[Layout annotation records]

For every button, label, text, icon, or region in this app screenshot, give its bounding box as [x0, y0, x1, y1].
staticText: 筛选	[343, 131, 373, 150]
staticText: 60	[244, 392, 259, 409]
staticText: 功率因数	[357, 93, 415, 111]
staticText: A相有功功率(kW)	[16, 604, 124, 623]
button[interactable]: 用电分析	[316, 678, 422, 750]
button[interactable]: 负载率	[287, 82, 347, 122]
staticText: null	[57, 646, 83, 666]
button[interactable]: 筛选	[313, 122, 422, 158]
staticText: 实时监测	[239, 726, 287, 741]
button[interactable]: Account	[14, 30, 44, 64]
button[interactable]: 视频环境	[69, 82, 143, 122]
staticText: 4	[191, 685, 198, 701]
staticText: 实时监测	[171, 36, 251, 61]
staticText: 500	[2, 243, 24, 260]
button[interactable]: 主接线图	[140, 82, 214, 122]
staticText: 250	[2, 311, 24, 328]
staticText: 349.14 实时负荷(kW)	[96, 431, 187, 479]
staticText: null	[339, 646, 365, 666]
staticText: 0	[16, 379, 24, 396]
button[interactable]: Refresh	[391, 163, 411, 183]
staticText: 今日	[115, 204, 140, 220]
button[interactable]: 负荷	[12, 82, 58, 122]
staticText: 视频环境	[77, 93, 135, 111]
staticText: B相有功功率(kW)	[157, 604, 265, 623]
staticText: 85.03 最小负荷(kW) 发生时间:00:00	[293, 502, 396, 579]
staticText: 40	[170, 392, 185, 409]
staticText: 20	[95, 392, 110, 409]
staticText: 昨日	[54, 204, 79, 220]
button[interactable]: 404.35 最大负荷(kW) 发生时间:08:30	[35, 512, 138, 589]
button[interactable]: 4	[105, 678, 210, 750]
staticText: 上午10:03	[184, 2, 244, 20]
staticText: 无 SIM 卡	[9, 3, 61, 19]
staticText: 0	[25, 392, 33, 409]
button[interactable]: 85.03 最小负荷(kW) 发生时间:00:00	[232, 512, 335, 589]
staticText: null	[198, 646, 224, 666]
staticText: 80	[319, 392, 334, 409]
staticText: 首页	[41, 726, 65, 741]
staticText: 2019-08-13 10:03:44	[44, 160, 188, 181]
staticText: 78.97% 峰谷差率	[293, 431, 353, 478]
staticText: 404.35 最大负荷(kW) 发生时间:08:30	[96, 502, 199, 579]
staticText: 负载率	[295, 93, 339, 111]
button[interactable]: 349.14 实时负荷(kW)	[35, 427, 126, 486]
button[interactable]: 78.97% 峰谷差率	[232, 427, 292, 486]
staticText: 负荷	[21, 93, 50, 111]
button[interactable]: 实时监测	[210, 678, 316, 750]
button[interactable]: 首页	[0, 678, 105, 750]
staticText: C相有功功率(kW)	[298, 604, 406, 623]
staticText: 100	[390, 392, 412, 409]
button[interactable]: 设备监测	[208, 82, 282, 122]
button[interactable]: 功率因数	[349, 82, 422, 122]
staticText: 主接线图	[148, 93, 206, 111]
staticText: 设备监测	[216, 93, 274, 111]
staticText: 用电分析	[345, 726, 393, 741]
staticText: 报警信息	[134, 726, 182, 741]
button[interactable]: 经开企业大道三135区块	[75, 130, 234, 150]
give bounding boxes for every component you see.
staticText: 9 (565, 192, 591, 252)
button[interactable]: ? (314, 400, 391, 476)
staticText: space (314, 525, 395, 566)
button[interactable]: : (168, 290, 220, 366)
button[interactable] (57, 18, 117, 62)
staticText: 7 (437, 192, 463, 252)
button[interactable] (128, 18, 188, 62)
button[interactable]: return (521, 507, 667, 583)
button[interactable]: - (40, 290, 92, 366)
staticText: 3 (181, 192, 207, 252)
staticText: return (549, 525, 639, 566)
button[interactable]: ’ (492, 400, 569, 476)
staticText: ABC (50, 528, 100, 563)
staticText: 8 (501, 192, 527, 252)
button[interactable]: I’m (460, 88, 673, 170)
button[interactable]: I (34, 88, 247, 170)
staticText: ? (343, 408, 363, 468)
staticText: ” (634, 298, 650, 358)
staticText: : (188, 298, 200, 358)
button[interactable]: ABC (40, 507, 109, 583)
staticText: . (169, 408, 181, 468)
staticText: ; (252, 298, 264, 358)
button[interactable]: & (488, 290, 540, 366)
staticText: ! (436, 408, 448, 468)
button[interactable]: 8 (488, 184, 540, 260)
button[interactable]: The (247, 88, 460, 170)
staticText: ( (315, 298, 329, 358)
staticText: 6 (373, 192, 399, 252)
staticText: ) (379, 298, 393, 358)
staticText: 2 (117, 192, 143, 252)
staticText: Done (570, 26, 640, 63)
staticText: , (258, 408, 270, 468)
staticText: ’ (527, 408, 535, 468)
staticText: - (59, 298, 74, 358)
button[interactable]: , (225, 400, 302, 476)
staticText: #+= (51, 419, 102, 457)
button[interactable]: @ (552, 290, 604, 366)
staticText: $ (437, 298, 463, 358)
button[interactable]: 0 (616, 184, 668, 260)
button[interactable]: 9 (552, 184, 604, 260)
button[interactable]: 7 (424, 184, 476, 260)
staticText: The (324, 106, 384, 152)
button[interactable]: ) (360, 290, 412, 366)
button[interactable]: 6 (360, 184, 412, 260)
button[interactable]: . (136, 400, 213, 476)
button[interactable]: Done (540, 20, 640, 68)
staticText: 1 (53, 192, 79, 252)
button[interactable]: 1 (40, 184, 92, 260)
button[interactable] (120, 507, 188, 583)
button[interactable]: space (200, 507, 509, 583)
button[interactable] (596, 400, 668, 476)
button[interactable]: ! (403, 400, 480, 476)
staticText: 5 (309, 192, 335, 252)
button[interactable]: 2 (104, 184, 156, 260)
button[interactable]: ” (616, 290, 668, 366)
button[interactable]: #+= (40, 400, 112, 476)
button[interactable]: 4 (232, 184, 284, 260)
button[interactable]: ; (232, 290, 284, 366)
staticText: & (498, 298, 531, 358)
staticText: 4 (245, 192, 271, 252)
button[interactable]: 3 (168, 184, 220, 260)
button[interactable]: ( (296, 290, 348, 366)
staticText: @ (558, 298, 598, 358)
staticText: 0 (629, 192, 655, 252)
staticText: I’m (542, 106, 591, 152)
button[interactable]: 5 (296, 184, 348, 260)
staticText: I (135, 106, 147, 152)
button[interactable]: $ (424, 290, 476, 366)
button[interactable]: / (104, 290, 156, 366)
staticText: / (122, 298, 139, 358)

- _WHAT TO DO_:
Can you return every line of the data above verbatim, without changing anything?

- _ANSWER BELOW_:
For every button, label, text, icon, or region in this app screenshot, give its bounding box as [x0, y0, x1, y1].
staticText: 筛选	[343, 131, 373, 150]
staticText: 60	[244, 392, 259, 409]
staticText: 功率因数	[357, 93, 415, 111]
staticText: A相有功功率(kW)	[16, 604, 124, 623]
button[interactable]: 用电分析	[316, 678, 422, 750]
button[interactable]: 负载率	[287, 82, 347, 122]
staticText: null	[57, 646, 83, 666]
button[interactable]: 筛选	[313, 122, 422, 158]
staticText: 实时监测	[239, 726, 287, 741]
button[interactable]: Account	[14, 30, 44, 64]
button[interactable]: 视频环境	[69, 82, 143, 122]
staticText: 4	[191, 685, 198, 701]
staticText: 实时监测	[171, 36, 251, 61]
staticText: 500	[2, 243, 24, 260]
button[interactable]: 主接线图	[140, 82, 214, 122]
staticText: 250	[2, 311, 24, 328]
staticText: 349.14 实时负荷(kW)	[96, 431, 187, 479]
staticText: null	[339, 646, 365, 666]
staticText: 0	[16, 379, 24, 396]
button[interactable]: Refresh	[391, 163, 411, 183]
staticText: 今日	[115, 204, 140, 220]
button[interactable]: 负荷	[12, 82, 58, 122]
staticText: 视频环境	[77, 93, 135, 111]
staticText: B相有功功率(kW)	[157, 604, 265, 623]
staticText: 85.03 最小负荷(kW) 发生时间:00:00	[293, 502, 396, 579]
staticText: 40	[170, 392, 185, 409]
staticText: 20	[95, 392, 110, 409]
staticText: 昨日	[54, 204, 79, 220]
button[interactable]: 404.35 最大负荷(kW) 发生时间:08:30	[35, 512, 138, 589]
button[interactable]: 4	[105, 678, 210, 750]
staticText: 上午10:03	[184, 2, 244, 20]
staticText: 无 SIM 卡	[9, 3, 61, 19]
staticText: 0	[25, 392, 33, 409]
button[interactable]: 85.03 最小负荷(kW) 发生时间:00:00	[232, 512, 335, 589]
staticText: null	[198, 646, 224, 666]
staticText: 80	[319, 392, 334, 409]
staticText: 首页	[41, 726, 65, 741]
staticText: 2019-08-13 10:03:44	[44, 160, 188, 181]
staticText: 78.97% 峰谷差率	[293, 431, 353, 478]
staticText: 404.35 最大负荷(kW) 发生时间:08:30	[96, 502, 199, 579]
staticText: 负载率	[295, 93, 339, 111]
button[interactable]: 349.14 实时负荷(kW)	[35, 427, 126, 486]
button[interactable]: 78.97% 峰谷差率	[232, 427, 292, 486]
staticText: 负荷	[21, 93, 50, 111]
button[interactable]: 实时监测	[210, 678, 316, 750]
button[interactable]: 首页	[0, 678, 105, 750]
staticText: C相有功功率(kW)	[298, 604, 406, 623]
staticText: 100	[390, 392, 412, 409]
button[interactable]: 设备监测	[208, 82, 282, 122]
button[interactable]: 功率因数	[349, 82, 422, 122]
staticText: 主接线图	[148, 93, 206, 111]
staticText: 设备监测	[216, 93, 274, 111]
staticText: 用电分析	[345, 726, 393, 741]
staticText: 报警信息	[134, 726, 182, 741]
button[interactable]: 经开企业大道三135区块	[75, 130, 234, 150]
give bounding boxes for every component you see.
staticText: 9 (565, 192, 591, 252)
button[interactable]: ? (314, 400, 391, 476)
staticText: space (314, 525, 395, 566)
button[interactable]: : (168, 290, 220, 366)
button[interactable] (57, 18, 117, 62)
staticText: 7 (437, 192, 463, 252)
button[interactable] (128, 18, 188, 62)
button[interactable]: return (521, 507, 667, 583)
button[interactable]: - (40, 290, 92, 366)
staticText: 3 (181, 192, 207, 252)
staticText: return (549, 525, 639, 566)
button[interactable]: ’ (492, 400, 569, 476)
staticText: ABC (50, 528, 100, 563)
staticText: 8 (501, 192, 527, 252)
button[interactable]: I’m (460, 88, 673, 170)
button[interactable]: I (34, 88, 247, 170)
staticText: ? (343, 408, 363, 468)
staticText: ” (634, 298, 650, 358)
staticText: : (188, 298, 200, 358)
button[interactable]: ABC (40, 507, 109, 583)
staticText: . (169, 408, 181, 468)
staticText: ; (252, 298, 264, 358)
button[interactable]: & (488, 290, 540, 366)
staticText: ! (436, 408, 448, 468)
button[interactable]: 8 (488, 184, 540, 260)
button[interactable]: The (247, 88, 460, 170)
staticText: ( (315, 298, 329, 358)
staticText: 6 (373, 192, 399, 252)
staticText: ) (379, 298, 393, 358)
staticText: 2 (117, 192, 143, 252)
staticText: Done (570, 26, 640, 63)
staticText: , (258, 408, 270, 468)
staticText: ’ (527, 408, 535, 468)
staticText: - (59, 298, 74, 358)
button[interactable]: , (225, 400, 302, 476)
staticText: #+= (51, 419, 102, 457)
button[interactable]: @ (552, 290, 604, 366)
staticText: $ (437, 298, 463, 358)
button[interactable]: 0 (616, 184, 668, 260)
button[interactable]: 9 (552, 184, 604, 260)
button[interactable]: 7 (424, 184, 476, 260)
staticText: The (324, 106, 384, 152)
button[interactable]: ) (360, 290, 412, 366)
button[interactable]: 6 (360, 184, 412, 260)
button[interactable]: . (136, 400, 213, 476)
button[interactable]: Done (540, 20, 640, 68)
staticText: 1 (53, 192, 79, 252)
button[interactable]: 1 (40, 184, 92, 260)
button[interactable] (120, 507, 188, 583)
button[interactable]: space (200, 507, 509, 583)
button[interactable] (596, 400, 668, 476)
button[interactable]: ! (403, 400, 480, 476)
staticText: 5 (309, 192, 335, 252)
button[interactable]: 2 (104, 184, 156, 260)
button[interactable]: ” (616, 290, 668, 366)
button[interactable]: #+= (40, 400, 112, 476)
button[interactable]: 4 (232, 184, 284, 260)
button[interactable]: ; (232, 290, 284, 366)
staticText: & (498, 298, 531, 358)
staticText: 4 (245, 192, 271, 252)
button[interactable]: 3 (168, 184, 220, 260)
button[interactable]: ( (296, 290, 348, 366)
staticText: @ (558, 298, 598, 358)
staticText: 0 (629, 192, 655, 252)
staticText: I’m (542, 106, 591, 152)
button[interactable]: 5 (296, 184, 348, 260)
staticText: I (135, 106, 147, 152)
button[interactable]: $ (424, 290, 476, 366)
button[interactable]: / (104, 290, 156, 366)
staticText: / (122, 298, 139, 358)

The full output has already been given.